◆ **PROBLEM TO SOLVE**: All entries are to be given again verbatim.

◆ **INPUT MATERIAL**:
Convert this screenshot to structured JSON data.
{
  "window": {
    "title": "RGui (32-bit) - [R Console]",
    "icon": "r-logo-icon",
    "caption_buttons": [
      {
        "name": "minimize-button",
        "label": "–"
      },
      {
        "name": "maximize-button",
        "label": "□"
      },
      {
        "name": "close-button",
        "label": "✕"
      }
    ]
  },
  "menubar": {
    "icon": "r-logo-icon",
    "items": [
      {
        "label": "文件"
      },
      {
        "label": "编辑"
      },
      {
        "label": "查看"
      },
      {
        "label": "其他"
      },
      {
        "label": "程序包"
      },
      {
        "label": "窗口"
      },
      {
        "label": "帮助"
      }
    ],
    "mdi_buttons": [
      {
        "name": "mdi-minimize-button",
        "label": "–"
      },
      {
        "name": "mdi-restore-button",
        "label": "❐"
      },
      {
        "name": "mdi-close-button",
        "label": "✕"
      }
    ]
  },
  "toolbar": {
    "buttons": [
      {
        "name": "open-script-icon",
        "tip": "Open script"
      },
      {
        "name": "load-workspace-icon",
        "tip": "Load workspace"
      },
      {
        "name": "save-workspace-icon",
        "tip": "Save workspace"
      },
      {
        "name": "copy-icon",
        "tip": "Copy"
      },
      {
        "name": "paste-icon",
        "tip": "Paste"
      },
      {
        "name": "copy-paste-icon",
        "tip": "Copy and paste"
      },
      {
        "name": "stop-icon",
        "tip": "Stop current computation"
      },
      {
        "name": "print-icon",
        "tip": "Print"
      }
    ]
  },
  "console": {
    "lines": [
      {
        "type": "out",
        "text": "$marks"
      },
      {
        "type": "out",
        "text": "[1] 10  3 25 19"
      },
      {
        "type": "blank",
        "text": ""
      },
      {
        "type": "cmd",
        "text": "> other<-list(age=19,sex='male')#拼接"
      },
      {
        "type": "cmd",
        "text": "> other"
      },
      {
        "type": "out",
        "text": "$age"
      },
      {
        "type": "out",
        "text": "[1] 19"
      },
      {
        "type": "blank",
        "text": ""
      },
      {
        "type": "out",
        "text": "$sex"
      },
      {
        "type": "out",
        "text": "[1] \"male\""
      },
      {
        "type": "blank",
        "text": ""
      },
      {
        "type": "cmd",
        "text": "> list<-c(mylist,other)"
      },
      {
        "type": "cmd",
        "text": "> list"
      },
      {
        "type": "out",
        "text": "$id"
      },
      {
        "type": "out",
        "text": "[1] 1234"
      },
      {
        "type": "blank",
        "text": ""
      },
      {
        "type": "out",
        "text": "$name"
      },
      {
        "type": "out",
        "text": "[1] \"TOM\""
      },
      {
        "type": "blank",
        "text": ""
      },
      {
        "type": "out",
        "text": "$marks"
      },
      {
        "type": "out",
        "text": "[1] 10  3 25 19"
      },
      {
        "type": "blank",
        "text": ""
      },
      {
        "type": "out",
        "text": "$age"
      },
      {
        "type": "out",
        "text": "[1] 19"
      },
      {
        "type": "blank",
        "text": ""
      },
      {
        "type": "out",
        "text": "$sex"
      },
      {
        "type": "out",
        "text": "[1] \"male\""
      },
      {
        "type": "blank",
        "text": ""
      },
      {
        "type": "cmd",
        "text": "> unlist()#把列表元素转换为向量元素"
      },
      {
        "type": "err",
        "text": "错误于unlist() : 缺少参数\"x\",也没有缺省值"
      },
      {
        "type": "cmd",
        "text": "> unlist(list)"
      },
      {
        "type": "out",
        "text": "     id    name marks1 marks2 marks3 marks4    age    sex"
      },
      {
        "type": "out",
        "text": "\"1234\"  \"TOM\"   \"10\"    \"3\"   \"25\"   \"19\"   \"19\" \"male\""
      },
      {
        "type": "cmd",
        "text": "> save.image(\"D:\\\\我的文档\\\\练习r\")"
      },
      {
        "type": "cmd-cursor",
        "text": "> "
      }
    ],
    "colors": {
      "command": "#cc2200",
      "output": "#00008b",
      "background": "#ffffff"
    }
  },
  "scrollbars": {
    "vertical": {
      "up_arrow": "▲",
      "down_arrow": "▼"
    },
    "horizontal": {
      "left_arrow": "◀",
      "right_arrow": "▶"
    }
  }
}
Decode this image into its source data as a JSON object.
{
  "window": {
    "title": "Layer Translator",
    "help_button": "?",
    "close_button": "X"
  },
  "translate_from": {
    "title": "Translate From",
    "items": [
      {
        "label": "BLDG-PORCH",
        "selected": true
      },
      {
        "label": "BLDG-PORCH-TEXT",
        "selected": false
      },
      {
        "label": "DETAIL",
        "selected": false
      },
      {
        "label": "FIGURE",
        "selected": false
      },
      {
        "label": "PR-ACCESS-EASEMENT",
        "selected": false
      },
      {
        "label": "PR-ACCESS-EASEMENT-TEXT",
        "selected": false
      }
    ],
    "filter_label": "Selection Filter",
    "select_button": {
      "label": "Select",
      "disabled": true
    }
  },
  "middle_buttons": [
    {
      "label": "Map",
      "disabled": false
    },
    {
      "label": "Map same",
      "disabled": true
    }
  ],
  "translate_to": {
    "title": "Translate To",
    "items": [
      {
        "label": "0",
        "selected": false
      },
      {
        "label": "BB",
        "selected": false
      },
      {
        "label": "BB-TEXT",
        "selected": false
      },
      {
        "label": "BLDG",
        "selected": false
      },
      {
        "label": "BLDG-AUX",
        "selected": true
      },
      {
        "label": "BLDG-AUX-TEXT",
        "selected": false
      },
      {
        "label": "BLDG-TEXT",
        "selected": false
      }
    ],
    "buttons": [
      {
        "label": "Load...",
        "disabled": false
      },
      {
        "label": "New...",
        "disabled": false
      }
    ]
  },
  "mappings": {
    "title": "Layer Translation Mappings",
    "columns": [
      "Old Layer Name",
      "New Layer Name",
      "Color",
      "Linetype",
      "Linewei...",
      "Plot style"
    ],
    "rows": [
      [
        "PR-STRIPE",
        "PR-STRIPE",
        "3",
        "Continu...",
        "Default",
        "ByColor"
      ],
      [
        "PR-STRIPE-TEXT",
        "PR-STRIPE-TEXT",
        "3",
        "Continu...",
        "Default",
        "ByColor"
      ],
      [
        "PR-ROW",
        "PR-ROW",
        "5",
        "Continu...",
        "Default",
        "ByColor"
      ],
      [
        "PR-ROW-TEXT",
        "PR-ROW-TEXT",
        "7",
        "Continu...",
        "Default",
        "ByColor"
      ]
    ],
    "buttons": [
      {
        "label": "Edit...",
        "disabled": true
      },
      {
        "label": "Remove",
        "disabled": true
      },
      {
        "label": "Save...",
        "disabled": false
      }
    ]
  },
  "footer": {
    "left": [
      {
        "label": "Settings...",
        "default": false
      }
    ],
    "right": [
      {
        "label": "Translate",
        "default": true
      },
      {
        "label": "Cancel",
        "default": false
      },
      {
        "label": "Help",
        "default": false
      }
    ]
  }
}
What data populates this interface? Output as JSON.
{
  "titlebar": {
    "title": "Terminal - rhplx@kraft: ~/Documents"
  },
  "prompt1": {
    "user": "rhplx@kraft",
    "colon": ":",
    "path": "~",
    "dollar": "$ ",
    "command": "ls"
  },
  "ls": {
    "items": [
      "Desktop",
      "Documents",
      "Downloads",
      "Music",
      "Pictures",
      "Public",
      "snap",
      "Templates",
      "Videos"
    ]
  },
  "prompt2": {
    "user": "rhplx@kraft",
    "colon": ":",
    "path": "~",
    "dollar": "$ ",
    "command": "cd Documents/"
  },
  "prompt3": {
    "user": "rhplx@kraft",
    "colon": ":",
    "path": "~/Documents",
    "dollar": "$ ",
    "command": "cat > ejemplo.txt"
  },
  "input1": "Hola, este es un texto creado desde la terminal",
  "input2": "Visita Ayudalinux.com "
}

◆ **CORRECT ANSWER**:
Convert this screenshot to structured JSON data.
{
  "window": {
    "title": "RGui (32-bit) - [R Console]",
    "icon": "r-logo-icon",
    "caption_buttons": [
      {
        "name": "minimize-button",
        "label": "–"
      },
      {
        "name": "maximize-button",
        "label": "□"
      },
      {
        "name": "close-button",
        "label": "✕"
      }
    ]
  },
  "menubar": {
    "icon": "r-logo-icon",
    "items": [
      {
        "label": "文件"
      },
      {
        "label": "编辑"
      },
      {
        "label": "查看"
      },
      {
        "label": "其他"
      },
      {
        "label": "程序包"
      },
      {
        "label": "窗口"
      },
      {
        "label": "帮助"
      }
    ],
    "mdi_buttons": [
      {
        "name": "mdi-minimize-button",
        "label": "–"
      },
      {
        "name": "mdi-restore-button",
        "label": "❐"
      },
      {
        "name": "mdi-close-button",
        "label": "✕"
      }
    ]
  },
  "toolbar": {
    "buttons": [
      {
        "name": "open-script-icon",
        "tip": "Open script"
      },
      {
        "name": "load-workspace-icon",
        "tip": "Load workspace"
      },
      {
        "name": "save-workspace-icon",
        "tip": "Save workspace"
      },
      {
        "name": "copy-icon",
        "tip": "Copy"
      },
      {
        "name": "paste-icon",
        "tip": "Paste"
      },
      {
        "name": "copy-paste-icon",
        "tip": "Copy and paste"
      },
      {
        "name": "stop-icon",
        "tip": "Stop current computation"
      },
      {
        "name": "print-icon",
        "tip": "Print"
      }
    ]
  },
  "console": {
    "lines": [
      {
        "type": "out",
        "text": "$marks"
      },
      {
        "type": "out",
        "text": "[1] 10  3 25 19"
      },
      {
        "type": "blank",
        "text": ""
      },
      {
        "type": "cmd",
        "text": "> other<-list(age=19,sex='male')#拼接"
      },
      {
        "type": "cmd",
        "text": "> other"
      },
      {
        "type": "out",
        "text": "$age"
      },
      {
        "type": "out",
        "text": "[1] 19"
      },
      {
        "type": "blank",
        "text": ""
      },
      {
        "type": "out",
        "text": "$sex"
      },
      {
        "type": "out",
        "text": "[1] \"male\""
      },
      {
        "type": "blank",
        "text": ""
      },
      {
        "type": "cmd",
        "text": "> list<-c(mylist,other)"
      },
      {
        "type": "cmd",
        "text": "> list"
      },
      {
        "type": "out",
        "text": "$id"
      },
      {
        "type": "out",
        "text": "[1] 1234"
      },
      {
        "type": "blank",
        "text": ""
      },
      {
        "type": "out",
        "text": "$name"
      },
      {
        "type": "out",
        "text": "[1] \"TOM\""
      },
      {
        "type": "blank",
        "text": ""
      },
      {
        "type": "out",
        "text": "$marks"
      },
      {
        "type": "out",
        "text": "[1] 10  3 25 19"
      },
      {
        "type": "blank",
        "text": ""
      },
      {
        "type": "out",
        "text": "$age"
      },
      {
        "type": "out",
        "text": "[1] 19"
      },
      {
        "type": "blank",
        "text": ""
      },
      {
        "type": "out",
        "text": "$sex"
      },
      {
        "type": "out",
        "text": "[1] \"male\""
      },
      {
        "type": "blank",
        "text": ""
      },
      {
        "type": "cmd",
        "text": "> unlist()#把列表元素转换为向量元素"
      },
      {
        "type": "err",
        "text": "错误于unlist() : 缺少参数\"x\",也没有缺省值"
      },
      {
        "type": "cmd",
        "text": "> unlist(list)"
      },
      {
        "type": "out",
        "text": "     id    name marks1 marks2 marks3 marks4    age    sex"
      },
      {
        "type": "out",
        "text": "\"1234\"  \"TOM\"   \"10\"    \"3\"   \"25\"   \"19\"   \"19\" \"male\""
      },
      {
        "type": "cmd",
        "text": "> save.image(\"D:\\\\我的文档\\\\练习r\")"
      },
      {
        "type": "cmd-cursor",
        "text": "> "
      }
    ],
    "colors": {
      "command": "#cc2200",
      "output": "#00008b",
      "background": "#ffffff"
    }
  },
  "scrollbars": {
    "vertical": {
      "up_arrow": "▲",
      "down_arrow": "▼"
    },
    "horizontal": {
      "left_arrow": "◀",
      "right_arrow": "▶"
    }
  }
}
Decode this image into its source data as a JSON object.
{
  "window": {
    "title": "Layer Translator",
    "help_button": "?",
    "close_button": "X"
  },
  "translate_from": {
    "title": "Translate From",
    "items": [
      {
        "label": "BLDG-PORCH",
        "selected": true
      },
      {
        "label": "BLDG-PORCH-TEXT",
        "selected": false
      },
      {
        "label": "DETAIL",
        "selected": false
      },
      {
        "label": "FIGURE",
        "selected": false
      },
      {
        "label": "PR-ACCESS-EASEMENT",
        "selected": false
      },
      {
        "label": "PR-ACCESS-EASEMENT-TEXT",
        "selected": false
      }
    ],
    "filter_label": "Selection Filter",
    "select_button": {
      "label": "Select",
      "disabled": true
    }
  },
  "middle_buttons": [
    {
      "label": "Map",
      "disabled": false
    },
    {
      "label": "Map same",
      "disabled": true
    }
  ],
  "translate_to": {
    "title": "Translate To",
    "items": [
      {
        "label": "0",
        "selected": false
      },
      {
        "label": "BB",
        "selected": false
      },
      {
        "label": "BB-TEXT",
        "selected": false
      },
      {
        "label": "BLDG",
        "selected": false
      },
      {
        "label": "BLDG-AUX",
        "selected": true
      },
      {
        "label": "BLDG-AUX-TEXT",
        "selected": false
      },
      {
        "label": "BLDG-TEXT",
        "selected": false
      }
    ],
    "buttons": [
      {
        "label": "Load...",
        "disabled": false
      },
      {
        "label": "New...",
        "disabled": false
      }
    ]
  },
  "mappings": {
    "title": "Layer Translation Mappings",
    "columns": [
      "Old Layer Name",
      "New Layer Name",
      "Color",
      "Linetype",
      "Linewei...",
      "Plot style"
    ],
    "rows": [
      [
        "PR-STRIPE",
        "PR-STRIPE",
        "3",
        "Continu...",
        "Default",
        "ByColor"
      ],
      [
        "PR-STRIPE-TEXT",
        "PR-STRIPE-TEXT",
        "3",
        "Continu...",
        "Default",
        "ByColor"
      ],
      [
        "PR-ROW",
        "PR-ROW",
        "5",
        "Continu...",
        "Default",
        "ByColor"
      ],
      [
        "PR-ROW-TEXT",
        "PR-ROW-TEXT",
        "7",
        "Continu...",
        "Default",
        "ByColor"
      ]
    ],
    "buttons": [
      {
        "label": "Edit...",
        "disabled": true
      },
      {
        "label": "Remove",
        "disabled": true
      },
      {
        "label": "Save...",
        "disabled": false
      }
    ]
  },
  "footer": {
    "left": [
      {
        "label": "Settings...",
        "default": false
      }
    ],
    "right": [
      {
        "label": "Translate",
        "default": true
      },
      {
        "label": "Cancel",
        "default": false
      },
      {
        "label": "Help",
        "default": false
      }
    ]
  }
}
What data populates this interface? Output as JSON.
{
  "titlebar": {
    "title": "Terminal - rhplx@kraft: ~/Documents"
  },
  "prompt1": {
    "user": "rhplx@kraft",
    "colon": ":",
    "path": "~",
    "dollar": "$ ",
    "command": "ls"
  },
  "ls": {
    "items": [
      "Desktop",
      "Documents",
      "Downloads",
      "Music",
      "Pictures",
      "Public",
      "snap",
      "Templates",
      "Videos"
    ]
  },
  "prompt2": {
    "user": "rhplx@kraft",
    "colon": ":",
    "path": "~",
    "dollar": "$ ",
    "command": "cd Documents/"
  },
  "prompt3": {
    "user": "rhplx@kraft",
    "colon": ":",
    "path": "~/Documents",
    "dollar": "$ ",
    "command": "cat > ejemplo.txt"
  },
  "input1": "Hola, este es un texto creado desde la terminal",
  "input2": "Visita Ayudalinux.com "
}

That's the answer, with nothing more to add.